Stored data:

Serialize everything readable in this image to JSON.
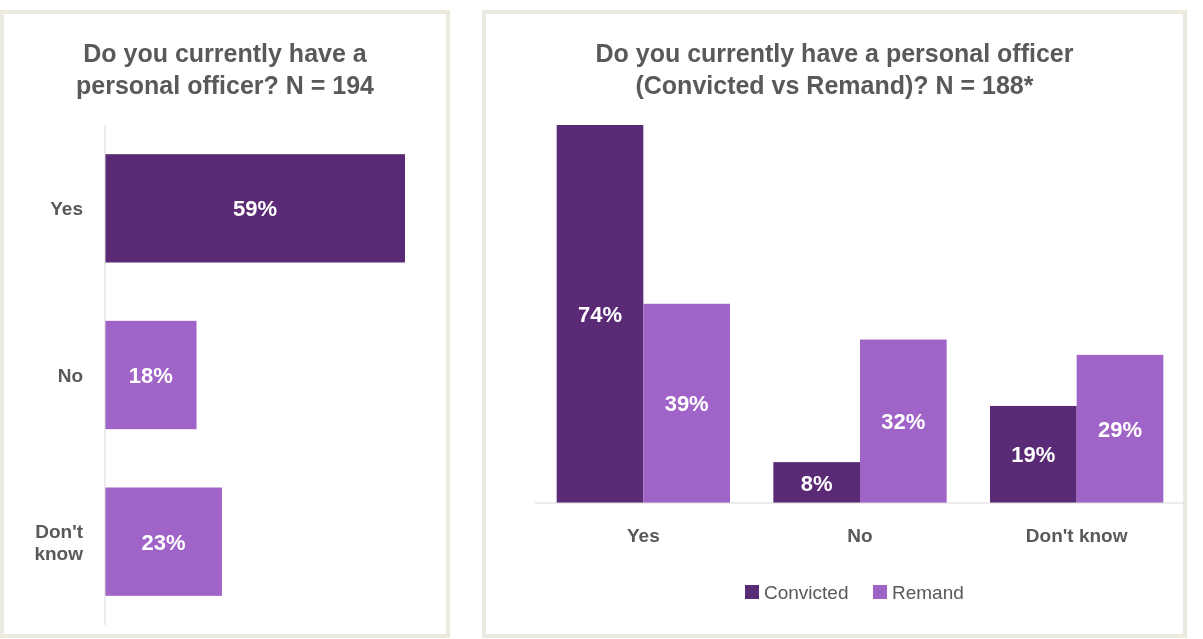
{
  "chart_data": [
    {
      "type": "bar",
      "orientation": "horizontal",
      "title": "Do you currently have a personal officer? N = 194",
      "categories": [
        "Yes",
        "No",
        "Don't know"
      ],
      "values": [
        59,
        18,
        23
      ],
      "value_labels": [
        "59%",
        "18%",
        "23%"
      ],
      "colors": [
        "#5b2a76",
        "#a064c8",
        "#a064c8"
      ]
    },
    {
      "type": "bar",
      "title": "Do you currently have a personal officer (Convicted vs Remand)? N = 188*",
      "categories": [
        "Yes",
        "No",
        "Don't know"
      ],
      "series": [
        {
          "name": "Convicted",
          "color": "#5b2a76",
          "values": [
            74,
            8,
            19
          ],
          "value_labels": [
            "74%",
            "8%",
            "19%"
          ]
        },
        {
          "name": "Remand",
          "color": "#a064c8",
          "values": [
            39,
            32,
            29
          ],
          "value_labels": [
            "39%",
            "32%",
            "29%"
          ]
        }
      ],
      "legend": "bottom"
    }
  ]
}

Objective: In your copy of the records, include no pictures; repeat everything else exactly.

Final result:
Serialize everything readable in this image to JSON.
{
  "chart_data": [
    {
      "type": "bar",
      "orientation": "horizontal",
      "title": "Do you currently have a personal officer? N = 194",
      "categories": [
        "Yes",
        "No",
        "Don't know"
      ],
      "values": [
        59,
        18,
        23
      ],
      "value_labels": [
        "59%",
        "18%",
        "23%"
      ],
      "colors": [
        "#5b2a76",
        "#a064c8",
        "#a064c8"
      ]
    },
    {
      "type": "bar",
      "title": "Do you currently have a personal officer (Convicted vs Remand)? N = 188*",
      "categories": [
        "Yes",
        "No",
        "Don't know"
      ],
      "series": [
        {
          "name": "Convicted",
          "color": "#5b2a76",
          "values": [
            74,
            8,
            19
          ],
          "value_labels": [
            "74%",
            "8%",
            "19%"
          ]
        },
        {
          "name": "Remand",
          "color": "#a064c8",
          "values": [
            39,
            32,
            29
          ],
          "value_labels": [
            "39%",
            "32%",
            "29%"
          ]
        }
      ],
      "legend": "bottom"
    }
  ]
}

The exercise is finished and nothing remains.